(INSTRUCTIONS FOR THE TASK):
Repeat the listing word for word. No pictures belong in the copy.

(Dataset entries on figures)
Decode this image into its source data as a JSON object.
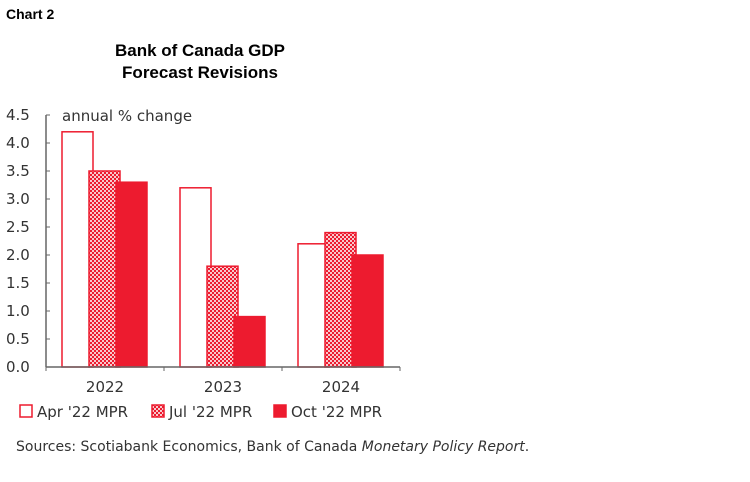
{
  "chart_label": "Chart 2",
  "chart_data": {
    "type": "bar",
    "title": "Bank of Canada GDP Forecast Revisions",
    "title_lines": [
      "Bank of Canada GDP",
      "Forecast Revisions"
    ],
    "ylabel": "annual % change",
    "ylim": [
      0,
      4.5
    ],
    "yticks": [
      "0.0",
      "0.5",
      "1.0",
      "1.5",
      "2.0",
      "2.5",
      "3.0",
      "3.5",
      "4.0",
      "4.5"
    ],
    "categories": [
      "2022",
      "2023",
      "2024"
    ],
    "series": [
      {
        "name": "Apr '22 MPR",
        "values": [
          4.2,
          3.2,
          2.2
        ],
        "style": "outline"
      },
      {
        "name": "Jul '22 MPR",
        "values": [
          3.5,
          1.8,
          2.4
        ],
        "style": "hatched"
      },
      {
        "name": "Oct '22 MPR",
        "values": [
          3.3,
          0.9,
          2.0
        ],
        "style": "solid"
      }
    ],
    "legend": "bottom",
    "grid": false,
    "color": "#ed1b2f"
  },
  "source": {
    "prefix": "Sources: Scotiabank Economics, Bank of Canada ",
    "italic": "Monetary Policy Report",
    "suffix": "."
  }
}
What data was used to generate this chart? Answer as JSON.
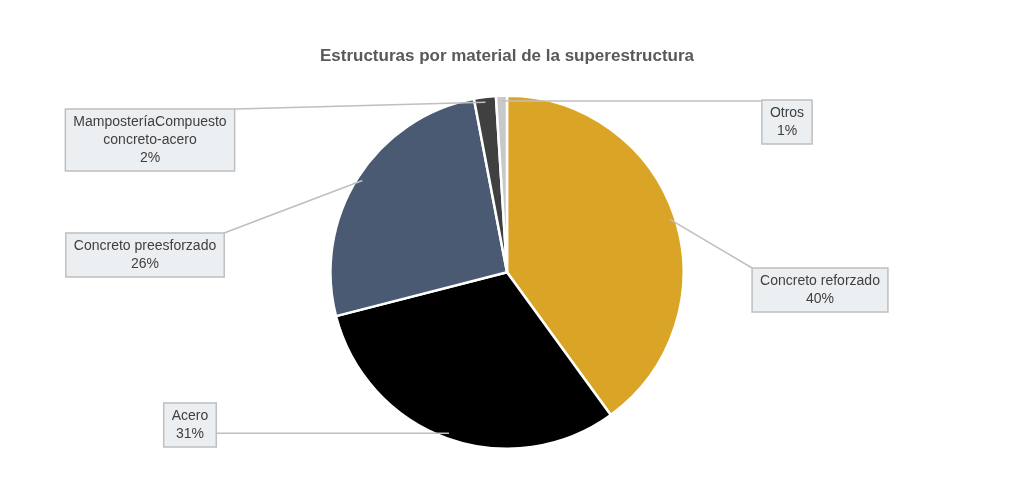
{
  "chart_data": {
    "type": "pie",
    "title": "Estructuras por material de la superestructura",
    "categories": [
      "Concreto reforzado",
      "Acero",
      "Concreto preesforzado",
      "MamposteríaCompuesto concreto-acero",
      "Otros"
    ],
    "values": [
      40,
      31,
      26,
      2,
      1
    ],
    "value_labels": [
      "40%",
      "31%",
      "26%",
      "2%",
      "1%"
    ],
    "colors": [
      "#daa526",
      "#000000",
      "#4a5a72",
      "#404040",
      "#c8c8c8"
    ],
    "legend": false
  }
}
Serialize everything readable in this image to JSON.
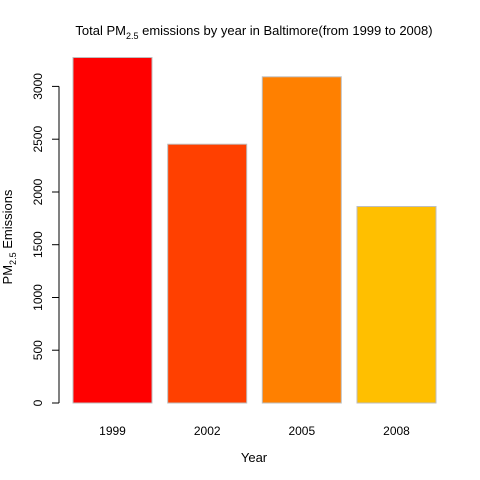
{
  "chart_data": {
    "type": "bar",
    "title": {
      "prefix": "Total PM",
      "subscript": "2.5",
      "suffix": " emissions by year  in Baltimore(from 1999 to 2008)"
    },
    "xlabel": "Year",
    "ylabel": {
      "prefix": "PM",
      "subscript": "2.5",
      "suffix": " Emissions"
    },
    "categories": [
      "1999",
      "2002",
      "2005",
      "2008"
    ],
    "values": [
      3274,
      2453,
      3091,
      1862
    ],
    "colors": [
      "#FF0000",
      "#FF4000",
      "#FF8000",
      "#FFBF00"
    ],
    "bar_border_color": "#BEBEBE",
    "y_ticks": [
      0,
      500,
      1000,
      1500,
      2000,
      2500,
      3000
    ],
    "ylim": [
      0,
      3274
    ],
    "grid": false,
    "legend": "none"
  }
}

(OUTPUT FOR THIS EXERCISE):
Decode this image into its source data as a JSON object.
{
  "chart_label": "Chart 2",
  "chart_data": {
    "type": "bar",
    "title": "Bank of Canada GDP Forecast Revisions",
    "title_lines": [
      "Bank of Canada GDP",
      "Forecast Revisions"
    ],
    "ylabel": "annual % change",
    "ylim": [
      0,
      4.5
    ],
    "yticks": [
      "0.0",
      "0.5",
      "1.0",
      "1.5",
      "2.0",
      "2.5",
      "3.0",
      "3.5",
      "4.0",
      "4.5"
    ],
    "categories": [
      "2022",
      "2023",
      "2024"
    ],
    "series": [
      {
        "name": "Apr '22 MPR",
        "values": [
          4.2,
          3.2,
          2.2
        ],
        "style": "outline"
      },
      {
        "name": "Jul '22 MPR",
        "values": [
          3.5,
          1.8,
          2.4
        ],
        "style": "hatched"
      },
      {
        "name": "Oct '22 MPR",
        "values": [
          3.3,
          0.9,
          2.0
        ],
        "style": "solid"
      }
    ],
    "legend": "bottom",
    "grid": false,
    "color": "#ed1b2f"
  },
  "source": {
    "prefix": "Sources: Scotiabank Economics, Bank of Canada ",
    "italic": "Monetary Policy Report",
    "suffix": "."
  }
}
What data was used to generate this chart? Answer as JSON.
{
  "chart_data": {
    "type": "pie",
    "title": "Estructuras por material de la superestructura",
    "categories": [
      "Concreto reforzado",
      "Acero",
      "Concreto preesforzado",
      "MamposteríaCompuesto concreto-acero",
      "Otros"
    ],
    "values": [
      40,
      31,
      26,
      2,
      1
    ],
    "value_labels": [
      "40%",
      "31%",
      "26%",
      "2%",
      "1%"
    ],
    "colors": [
      "#daa526",
      "#000000",
      "#4a5a72",
      "#404040",
      "#c8c8c8"
    ],
    "legend": false
  }
}
Serialize everything readable in this image to JSON.
{
  "chart_data": {
    "type": "bar",
    "title": {
      "prefix": "Total PM",
      "subscript": "2.5",
      "suffix": " emissions by year  in Baltimore(from 1999 to 2008)"
    },
    "xlabel": "Year",
    "ylabel": {
      "prefix": "PM",
      "subscript": "2.5",
      "suffix": " Emissions"
    },
    "categories": [
      "1999",
      "2002",
      "2005",
      "2008"
    ],
    "values": [
      3274,
      2453,
      3091,
      1862
    ],
    "colors": [
      "#FF0000",
      "#FF4000",
      "#FF8000",
      "#FFBF00"
    ],
    "bar_border_color": "#BEBEBE",
    "y_ticks": [
      0,
      500,
      1000,
      1500,
      2000,
      2500,
      3000
    ],
    "ylim": [
      0,
      3274
    ],
    "grid": false,
    "legend": "none"
  }
}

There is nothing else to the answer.